▶ Set exercise: How many lines in this material include the string "drum"? Answer with the number and nothing further.

Dataset items:
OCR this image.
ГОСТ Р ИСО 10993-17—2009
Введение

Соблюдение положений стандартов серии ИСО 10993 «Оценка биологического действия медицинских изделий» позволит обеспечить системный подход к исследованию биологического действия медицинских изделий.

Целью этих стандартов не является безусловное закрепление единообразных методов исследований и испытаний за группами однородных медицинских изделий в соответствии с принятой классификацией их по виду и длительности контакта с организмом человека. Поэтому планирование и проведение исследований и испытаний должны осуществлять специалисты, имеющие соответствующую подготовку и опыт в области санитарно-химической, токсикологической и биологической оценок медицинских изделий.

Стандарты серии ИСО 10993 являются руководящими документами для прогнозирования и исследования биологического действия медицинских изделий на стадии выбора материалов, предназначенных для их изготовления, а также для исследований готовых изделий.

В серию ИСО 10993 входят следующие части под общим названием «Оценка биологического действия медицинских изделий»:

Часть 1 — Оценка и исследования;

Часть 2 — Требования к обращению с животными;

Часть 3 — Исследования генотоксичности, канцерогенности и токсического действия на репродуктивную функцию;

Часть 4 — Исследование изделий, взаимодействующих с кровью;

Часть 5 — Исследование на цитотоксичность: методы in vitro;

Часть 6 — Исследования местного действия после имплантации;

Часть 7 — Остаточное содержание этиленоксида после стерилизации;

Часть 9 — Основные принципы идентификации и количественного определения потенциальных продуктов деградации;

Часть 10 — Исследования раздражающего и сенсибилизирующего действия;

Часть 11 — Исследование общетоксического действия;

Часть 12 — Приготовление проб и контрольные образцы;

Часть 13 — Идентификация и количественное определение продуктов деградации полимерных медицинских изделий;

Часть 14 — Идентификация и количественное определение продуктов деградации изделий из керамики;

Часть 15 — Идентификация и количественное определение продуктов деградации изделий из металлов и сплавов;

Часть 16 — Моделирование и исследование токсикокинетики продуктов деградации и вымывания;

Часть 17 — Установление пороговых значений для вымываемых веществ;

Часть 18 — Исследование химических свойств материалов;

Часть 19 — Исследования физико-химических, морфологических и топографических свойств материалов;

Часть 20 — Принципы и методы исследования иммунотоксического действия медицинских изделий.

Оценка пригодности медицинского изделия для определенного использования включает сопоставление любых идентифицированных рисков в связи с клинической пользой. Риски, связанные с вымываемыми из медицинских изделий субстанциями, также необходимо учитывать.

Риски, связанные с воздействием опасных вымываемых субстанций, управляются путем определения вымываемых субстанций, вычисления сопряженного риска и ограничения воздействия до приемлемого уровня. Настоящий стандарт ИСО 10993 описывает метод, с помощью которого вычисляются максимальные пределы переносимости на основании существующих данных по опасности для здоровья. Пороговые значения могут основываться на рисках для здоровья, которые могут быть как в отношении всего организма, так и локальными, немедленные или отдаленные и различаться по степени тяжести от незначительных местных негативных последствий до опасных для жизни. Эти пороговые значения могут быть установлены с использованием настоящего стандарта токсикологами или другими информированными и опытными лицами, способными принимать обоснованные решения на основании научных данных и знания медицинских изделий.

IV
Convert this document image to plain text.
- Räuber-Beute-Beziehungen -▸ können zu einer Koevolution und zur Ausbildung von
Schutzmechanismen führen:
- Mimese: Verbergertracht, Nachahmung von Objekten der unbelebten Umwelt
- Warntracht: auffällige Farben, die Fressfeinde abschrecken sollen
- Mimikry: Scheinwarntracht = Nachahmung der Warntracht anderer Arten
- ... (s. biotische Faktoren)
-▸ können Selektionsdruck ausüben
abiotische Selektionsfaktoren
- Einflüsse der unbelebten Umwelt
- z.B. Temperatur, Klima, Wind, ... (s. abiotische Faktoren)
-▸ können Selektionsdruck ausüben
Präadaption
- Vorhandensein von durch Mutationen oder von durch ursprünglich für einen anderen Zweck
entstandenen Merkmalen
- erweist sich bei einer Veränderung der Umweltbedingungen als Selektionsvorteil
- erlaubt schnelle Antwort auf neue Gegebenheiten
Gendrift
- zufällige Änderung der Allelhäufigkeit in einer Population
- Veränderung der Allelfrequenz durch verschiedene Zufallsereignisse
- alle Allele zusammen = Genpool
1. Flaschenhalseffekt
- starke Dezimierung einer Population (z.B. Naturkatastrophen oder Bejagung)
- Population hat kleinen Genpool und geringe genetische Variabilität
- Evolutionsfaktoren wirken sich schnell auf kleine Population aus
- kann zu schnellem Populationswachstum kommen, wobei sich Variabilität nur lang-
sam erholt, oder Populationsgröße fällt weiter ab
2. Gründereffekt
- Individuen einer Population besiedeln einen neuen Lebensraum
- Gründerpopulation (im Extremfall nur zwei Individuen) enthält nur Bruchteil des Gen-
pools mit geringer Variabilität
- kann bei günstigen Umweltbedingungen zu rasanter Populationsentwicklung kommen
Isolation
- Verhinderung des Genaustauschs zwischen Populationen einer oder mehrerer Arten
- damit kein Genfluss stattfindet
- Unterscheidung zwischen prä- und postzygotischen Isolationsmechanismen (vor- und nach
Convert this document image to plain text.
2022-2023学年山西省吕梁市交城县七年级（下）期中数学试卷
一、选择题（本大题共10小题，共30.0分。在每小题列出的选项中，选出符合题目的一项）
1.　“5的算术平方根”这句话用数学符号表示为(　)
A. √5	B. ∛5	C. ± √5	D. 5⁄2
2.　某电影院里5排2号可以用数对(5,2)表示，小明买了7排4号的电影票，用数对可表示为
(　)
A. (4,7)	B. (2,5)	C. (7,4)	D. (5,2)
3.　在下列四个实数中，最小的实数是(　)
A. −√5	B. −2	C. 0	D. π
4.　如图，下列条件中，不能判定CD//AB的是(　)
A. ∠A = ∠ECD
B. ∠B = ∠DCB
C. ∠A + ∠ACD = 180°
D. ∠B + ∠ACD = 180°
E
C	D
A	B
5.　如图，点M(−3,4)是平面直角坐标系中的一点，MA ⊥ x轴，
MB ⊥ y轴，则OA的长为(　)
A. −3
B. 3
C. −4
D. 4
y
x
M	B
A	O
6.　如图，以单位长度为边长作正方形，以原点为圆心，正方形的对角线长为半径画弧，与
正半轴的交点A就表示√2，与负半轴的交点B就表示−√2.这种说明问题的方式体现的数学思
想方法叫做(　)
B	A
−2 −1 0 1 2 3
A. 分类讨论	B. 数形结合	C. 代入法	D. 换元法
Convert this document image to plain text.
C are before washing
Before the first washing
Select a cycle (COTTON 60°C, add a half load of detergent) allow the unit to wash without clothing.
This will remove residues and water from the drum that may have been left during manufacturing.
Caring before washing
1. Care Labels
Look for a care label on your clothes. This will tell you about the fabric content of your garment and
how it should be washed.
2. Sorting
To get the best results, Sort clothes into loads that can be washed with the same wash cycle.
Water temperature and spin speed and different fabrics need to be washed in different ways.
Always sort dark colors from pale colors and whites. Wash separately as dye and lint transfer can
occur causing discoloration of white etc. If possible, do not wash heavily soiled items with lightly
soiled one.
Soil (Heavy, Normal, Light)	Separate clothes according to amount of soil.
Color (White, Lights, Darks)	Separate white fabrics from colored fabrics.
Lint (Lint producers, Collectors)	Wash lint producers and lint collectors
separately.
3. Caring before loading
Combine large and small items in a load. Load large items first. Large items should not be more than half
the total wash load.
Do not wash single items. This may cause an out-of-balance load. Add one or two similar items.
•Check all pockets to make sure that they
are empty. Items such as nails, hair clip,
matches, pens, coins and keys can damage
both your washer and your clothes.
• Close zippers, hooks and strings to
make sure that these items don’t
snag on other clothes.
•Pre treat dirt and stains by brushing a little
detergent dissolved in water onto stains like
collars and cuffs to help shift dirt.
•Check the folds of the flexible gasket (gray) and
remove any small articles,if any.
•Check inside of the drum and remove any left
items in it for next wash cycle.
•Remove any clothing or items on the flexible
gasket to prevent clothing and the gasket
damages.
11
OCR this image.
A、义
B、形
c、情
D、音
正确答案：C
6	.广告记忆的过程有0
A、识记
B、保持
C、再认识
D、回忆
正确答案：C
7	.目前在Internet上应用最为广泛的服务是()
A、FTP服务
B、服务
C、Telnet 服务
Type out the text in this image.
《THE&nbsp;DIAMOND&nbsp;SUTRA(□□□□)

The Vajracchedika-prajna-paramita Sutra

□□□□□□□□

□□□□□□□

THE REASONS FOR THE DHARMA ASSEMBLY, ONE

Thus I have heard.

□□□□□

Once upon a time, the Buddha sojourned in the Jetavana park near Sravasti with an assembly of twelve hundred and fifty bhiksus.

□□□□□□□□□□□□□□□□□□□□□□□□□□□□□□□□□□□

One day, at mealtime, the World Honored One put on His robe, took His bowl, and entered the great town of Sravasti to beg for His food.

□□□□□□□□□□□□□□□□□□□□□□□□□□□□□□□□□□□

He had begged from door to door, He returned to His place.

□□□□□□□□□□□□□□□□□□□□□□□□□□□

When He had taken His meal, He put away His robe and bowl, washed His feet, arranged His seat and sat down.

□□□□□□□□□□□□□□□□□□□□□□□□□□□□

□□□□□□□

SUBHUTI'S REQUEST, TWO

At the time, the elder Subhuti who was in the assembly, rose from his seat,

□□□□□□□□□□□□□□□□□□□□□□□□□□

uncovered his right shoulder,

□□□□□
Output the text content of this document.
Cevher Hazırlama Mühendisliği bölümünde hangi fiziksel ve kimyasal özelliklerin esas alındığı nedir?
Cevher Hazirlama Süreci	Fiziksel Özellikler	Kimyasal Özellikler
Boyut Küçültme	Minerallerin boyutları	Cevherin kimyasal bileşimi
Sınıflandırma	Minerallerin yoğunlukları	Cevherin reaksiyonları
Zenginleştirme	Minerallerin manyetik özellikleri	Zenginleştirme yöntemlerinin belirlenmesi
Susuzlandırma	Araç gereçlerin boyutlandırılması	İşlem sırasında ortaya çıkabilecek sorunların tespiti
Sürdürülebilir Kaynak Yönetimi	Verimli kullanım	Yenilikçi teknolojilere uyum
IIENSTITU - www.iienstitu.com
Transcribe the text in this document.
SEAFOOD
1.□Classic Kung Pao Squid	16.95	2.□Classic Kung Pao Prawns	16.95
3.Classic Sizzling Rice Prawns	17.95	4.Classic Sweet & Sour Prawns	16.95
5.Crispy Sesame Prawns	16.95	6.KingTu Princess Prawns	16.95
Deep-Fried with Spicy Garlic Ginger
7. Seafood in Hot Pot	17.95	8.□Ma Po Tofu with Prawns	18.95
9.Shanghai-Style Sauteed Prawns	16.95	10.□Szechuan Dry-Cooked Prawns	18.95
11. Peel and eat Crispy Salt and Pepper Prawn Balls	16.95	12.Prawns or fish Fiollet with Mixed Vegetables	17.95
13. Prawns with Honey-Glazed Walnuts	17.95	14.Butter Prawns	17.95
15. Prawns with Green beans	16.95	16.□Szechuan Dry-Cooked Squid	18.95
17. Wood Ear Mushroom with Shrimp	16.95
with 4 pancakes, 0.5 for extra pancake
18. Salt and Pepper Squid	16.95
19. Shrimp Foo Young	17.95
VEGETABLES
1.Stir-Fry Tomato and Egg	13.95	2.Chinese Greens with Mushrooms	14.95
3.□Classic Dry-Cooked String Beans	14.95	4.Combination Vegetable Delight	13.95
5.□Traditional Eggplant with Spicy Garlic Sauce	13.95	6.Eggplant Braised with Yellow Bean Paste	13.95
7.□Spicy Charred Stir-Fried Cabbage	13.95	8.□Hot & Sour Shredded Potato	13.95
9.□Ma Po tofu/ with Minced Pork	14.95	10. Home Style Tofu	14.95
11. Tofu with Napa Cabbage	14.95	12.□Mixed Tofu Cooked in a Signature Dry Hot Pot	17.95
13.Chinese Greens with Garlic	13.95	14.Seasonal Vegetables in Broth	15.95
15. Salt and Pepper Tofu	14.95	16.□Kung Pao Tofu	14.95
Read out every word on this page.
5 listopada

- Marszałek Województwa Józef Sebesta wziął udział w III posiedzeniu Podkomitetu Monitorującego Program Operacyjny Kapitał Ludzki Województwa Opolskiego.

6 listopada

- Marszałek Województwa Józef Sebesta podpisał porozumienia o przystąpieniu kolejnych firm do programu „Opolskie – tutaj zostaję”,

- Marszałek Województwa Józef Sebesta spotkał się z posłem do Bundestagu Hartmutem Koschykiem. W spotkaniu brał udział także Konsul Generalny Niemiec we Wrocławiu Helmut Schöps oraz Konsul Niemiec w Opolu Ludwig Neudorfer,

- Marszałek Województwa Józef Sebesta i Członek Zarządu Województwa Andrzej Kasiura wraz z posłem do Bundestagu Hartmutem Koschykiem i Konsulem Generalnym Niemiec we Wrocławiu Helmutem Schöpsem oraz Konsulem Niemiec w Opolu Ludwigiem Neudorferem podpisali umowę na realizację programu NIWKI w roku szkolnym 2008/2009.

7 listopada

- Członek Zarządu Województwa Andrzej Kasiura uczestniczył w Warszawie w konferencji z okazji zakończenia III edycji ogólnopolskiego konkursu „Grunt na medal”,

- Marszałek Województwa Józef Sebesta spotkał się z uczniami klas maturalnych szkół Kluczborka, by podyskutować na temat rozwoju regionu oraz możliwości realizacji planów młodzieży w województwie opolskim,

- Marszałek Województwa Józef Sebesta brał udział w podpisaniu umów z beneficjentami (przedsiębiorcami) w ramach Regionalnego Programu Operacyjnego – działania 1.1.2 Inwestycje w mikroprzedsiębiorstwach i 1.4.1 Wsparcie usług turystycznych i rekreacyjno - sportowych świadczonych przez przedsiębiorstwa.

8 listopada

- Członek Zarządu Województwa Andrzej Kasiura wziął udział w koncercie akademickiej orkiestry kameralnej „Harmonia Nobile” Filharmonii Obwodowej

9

▶ Response to the exercise: 2